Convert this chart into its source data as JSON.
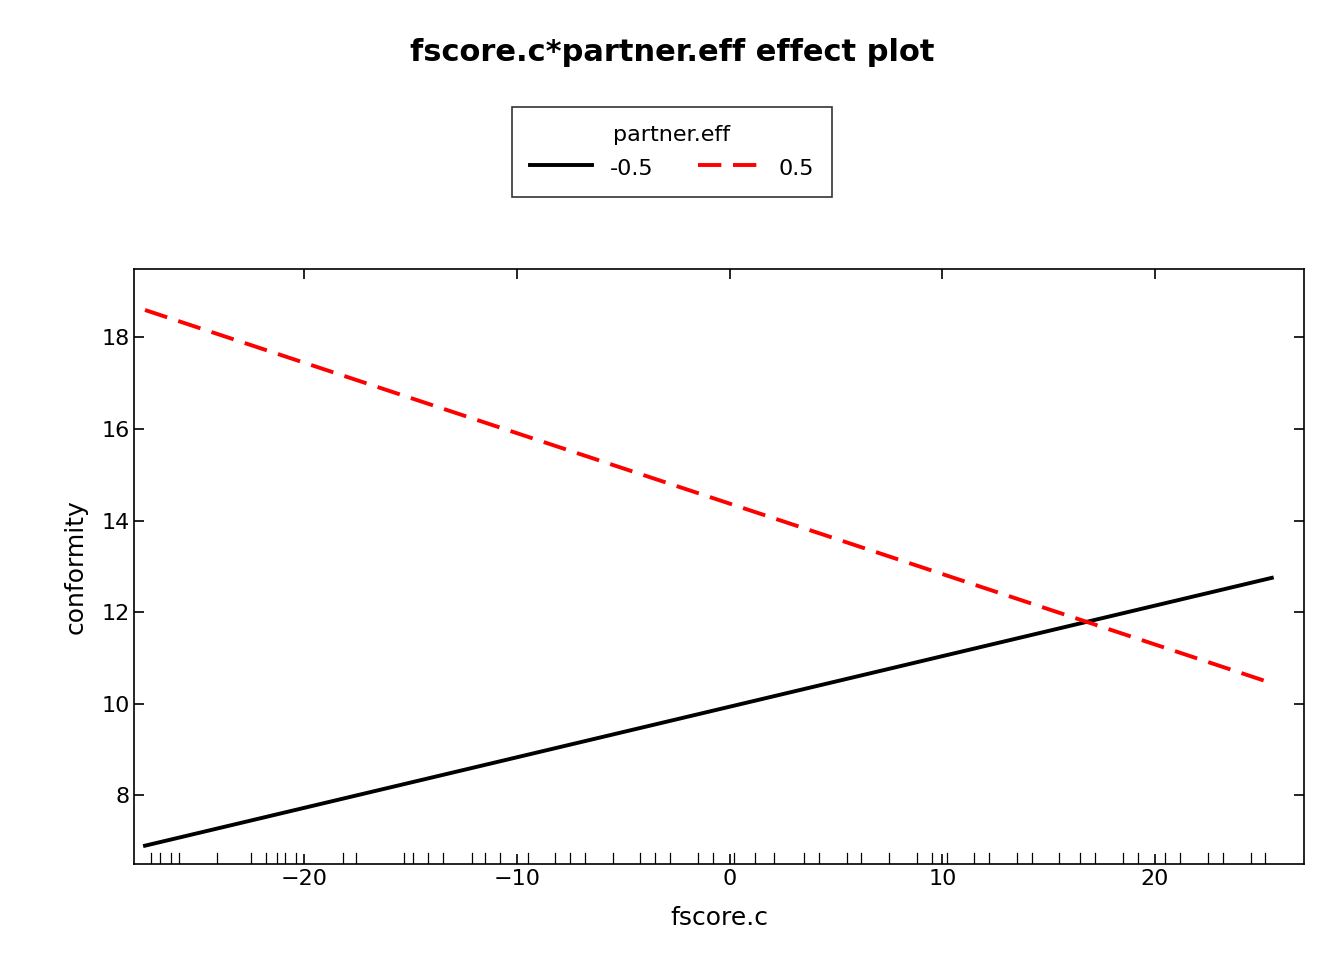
{
  "title": "fscore.c*partner.eff effect plot",
  "xlabel": "fscore.c",
  "ylabel": "conformity",
  "xlim": [
    -28,
    27
  ],
  "ylim": [
    6.5,
    19.5
  ],
  "xticks": [
    -20,
    -10,
    0,
    10,
    20
  ],
  "yticks": [
    8,
    10,
    12,
    14,
    16,
    18
  ],
  "line1_x": [
    -27.5,
    25.5
  ],
  "line1_y": [
    6.9,
    12.75
  ],
  "line2_x": [
    -27.5,
    25.5
  ],
  "line2_y": [
    18.6,
    10.45
  ],
  "line1_color": "#000000",
  "line1_style": "solid",
  "line1_label": "-0.5",
  "line2_color": "#FF0000",
  "line2_style": "dashed",
  "line2_label": "0.5",
  "legend_title": "partner.eff",
  "linewidth": 2.8,
  "rug_x": [
    -27.2,
    -26.8,
    -26.3,
    -25.9,
    -24.1,
    -22.5,
    -21.8,
    -21.3,
    -20.9,
    -20.4,
    -18.2,
    -17.6,
    -15.3,
    -14.9,
    -14.2,
    -13.5,
    -12.1,
    -11.5,
    -10.8,
    -9.5,
    -8.2,
    -7.5,
    -6.8,
    -5.5,
    -4.2,
    -3.5,
    -2.8,
    -1.5,
    -0.8,
    0.2,
    1.2,
    2.1,
    3.5,
    4.2,
    5.5,
    6.2,
    7.5,
    8.8,
    9.5,
    10.2,
    11.5,
    12.2,
    13.5,
    14.2,
    15.5,
    16.5,
    17.2,
    18.5,
    19.2,
    20.5,
    21.2,
    22.5,
    23.2,
    24.5,
    25.2
  ],
  "title_fontsize": 22,
  "label_fontsize": 18,
  "tick_fontsize": 16,
  "legend_fontsize": 16,
  "background_color": "#ffffff"
}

▸ **PROBLEM**
Copy each line exactly, and leave the pictures out of your copy.

▸ **CORRECT ANSWER**
Convert this chart into its source data as JSON.
{
  "title": "fscore.c*partner.eff effect plot",
  "xlabel": "fscore.c",
  "ylabel": "conformity",
  "xlim": [
    -28,
    27
  ],
  "ylim": [
    6.5,
    19.5
  ],
  "xticks": [
    -20,
    -10,
    0,
    10,
    20
  ],
  "yticks": [
    8,
    10,
    12,
    14,
    16,
    18
  ],
  "line1_x": [
    -27.5,
    25.5
  ],
  "line1_y": [
    6.9,
    12.75
  ],
  "line2_x": [
    -27.5,
    25.5
  ],
  "line2_y": [
    18.6,
    10.45
  ],
  "line1_color": "#000000",
  "line1_style": "solid",
  "line1_label": "-0.5",
  "line2_color": "#FF0000",
  "line2_style": "dashed",
  "line2_label": "0.5",
  "legend_title": "partner.eff",
  "linewidth": 2.8,
  "rug_x": [
    -27.2,
    -26.8,
    -26.3,
    -25.9,
    -24.1,
    -22.5,
    -21.8,
    -21.3,
    -20.9,
    -20.4,
    -18.2,
    -17.6,
    -15.3,
    -14.9,
    -14.2,
    -13.5,
    -12.1,
    -11.5,
    -10.8,
    -9.5,
    -8.2,
    -7.5,
    -6.8,
    -5.5,
    -4.2,
    -3.5,
    -2.8,
    -1.5,
    -0.8,
    0.2,
    1.2,
    2.1,
    3.5,
    4.2,
    5.5,
    6.2,
    7.5,
    8.8,
    9.5,
    10.2,
    11.5,
    12.2,
    13.5,
    14.2,
    15.5,
    16.5,
    17.2,
    18.5,
    19.2,
    20.5,
    21.2,
    22.5,
    23.2,
    24.5,
    25.2
  ],
  "title_fontsize": 22,
  "label_fontsize": 18,
  "tick_fontsize": 16,
  "legend_fontsize": 16,
  "background_color": "#ffffff"
}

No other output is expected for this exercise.